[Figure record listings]
-- -- --
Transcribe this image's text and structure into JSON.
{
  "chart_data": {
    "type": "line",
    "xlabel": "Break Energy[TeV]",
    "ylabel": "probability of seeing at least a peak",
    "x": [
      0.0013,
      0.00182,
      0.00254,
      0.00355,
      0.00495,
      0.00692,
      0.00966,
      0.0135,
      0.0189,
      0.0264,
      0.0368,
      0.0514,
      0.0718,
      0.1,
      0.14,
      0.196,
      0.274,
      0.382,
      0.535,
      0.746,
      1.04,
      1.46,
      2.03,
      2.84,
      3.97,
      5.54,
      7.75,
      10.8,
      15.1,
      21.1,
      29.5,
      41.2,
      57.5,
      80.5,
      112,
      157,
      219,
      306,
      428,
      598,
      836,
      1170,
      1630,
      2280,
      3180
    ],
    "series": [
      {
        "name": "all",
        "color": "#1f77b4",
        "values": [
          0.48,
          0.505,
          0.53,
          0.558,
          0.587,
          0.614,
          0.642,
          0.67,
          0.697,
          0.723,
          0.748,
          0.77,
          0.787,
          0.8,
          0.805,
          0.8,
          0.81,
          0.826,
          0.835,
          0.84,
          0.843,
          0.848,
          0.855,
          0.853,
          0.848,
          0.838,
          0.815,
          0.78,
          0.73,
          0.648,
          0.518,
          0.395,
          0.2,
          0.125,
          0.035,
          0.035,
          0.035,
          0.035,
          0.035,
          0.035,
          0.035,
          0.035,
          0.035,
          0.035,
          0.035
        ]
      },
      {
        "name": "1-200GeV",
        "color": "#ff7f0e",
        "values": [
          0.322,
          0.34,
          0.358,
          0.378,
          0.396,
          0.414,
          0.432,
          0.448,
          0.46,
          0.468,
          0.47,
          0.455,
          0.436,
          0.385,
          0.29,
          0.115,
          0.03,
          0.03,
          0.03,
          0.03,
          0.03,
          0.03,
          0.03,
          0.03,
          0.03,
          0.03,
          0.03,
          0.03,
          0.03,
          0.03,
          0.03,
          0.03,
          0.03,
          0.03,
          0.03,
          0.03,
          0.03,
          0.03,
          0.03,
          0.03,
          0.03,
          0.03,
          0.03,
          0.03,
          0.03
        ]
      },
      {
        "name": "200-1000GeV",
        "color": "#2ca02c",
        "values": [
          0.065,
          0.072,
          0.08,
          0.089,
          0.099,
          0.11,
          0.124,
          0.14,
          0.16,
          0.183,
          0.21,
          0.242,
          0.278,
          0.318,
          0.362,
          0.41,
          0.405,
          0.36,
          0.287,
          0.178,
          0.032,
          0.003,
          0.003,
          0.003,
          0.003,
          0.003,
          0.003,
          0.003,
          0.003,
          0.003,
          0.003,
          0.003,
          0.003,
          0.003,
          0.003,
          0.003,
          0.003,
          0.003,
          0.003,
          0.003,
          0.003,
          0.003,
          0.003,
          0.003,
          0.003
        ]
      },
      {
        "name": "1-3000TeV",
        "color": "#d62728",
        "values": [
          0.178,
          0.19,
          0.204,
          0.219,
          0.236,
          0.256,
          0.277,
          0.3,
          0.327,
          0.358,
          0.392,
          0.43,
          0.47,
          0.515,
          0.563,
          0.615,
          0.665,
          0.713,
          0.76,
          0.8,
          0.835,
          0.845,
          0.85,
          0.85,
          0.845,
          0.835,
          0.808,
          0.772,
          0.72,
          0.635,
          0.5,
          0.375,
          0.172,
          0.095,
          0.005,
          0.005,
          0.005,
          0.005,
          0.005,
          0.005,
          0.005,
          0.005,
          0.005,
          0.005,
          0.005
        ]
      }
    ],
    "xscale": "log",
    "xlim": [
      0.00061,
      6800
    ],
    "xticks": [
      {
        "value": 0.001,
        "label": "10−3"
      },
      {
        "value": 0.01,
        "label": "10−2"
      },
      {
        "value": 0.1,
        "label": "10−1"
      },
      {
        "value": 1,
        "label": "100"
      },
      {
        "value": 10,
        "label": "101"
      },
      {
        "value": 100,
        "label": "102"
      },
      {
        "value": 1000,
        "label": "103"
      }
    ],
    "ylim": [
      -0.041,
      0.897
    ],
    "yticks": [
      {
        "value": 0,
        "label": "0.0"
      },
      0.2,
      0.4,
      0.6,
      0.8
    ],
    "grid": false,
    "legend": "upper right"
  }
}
-- -- --
SHORT PROBLEM »
In the listing above, locate each line with "name" and copy it.

ANSWER »
        "name": "all",
        "name": "1-200GeV",
        "name": "200-1000GeV",
        "name": "1-3000TeV",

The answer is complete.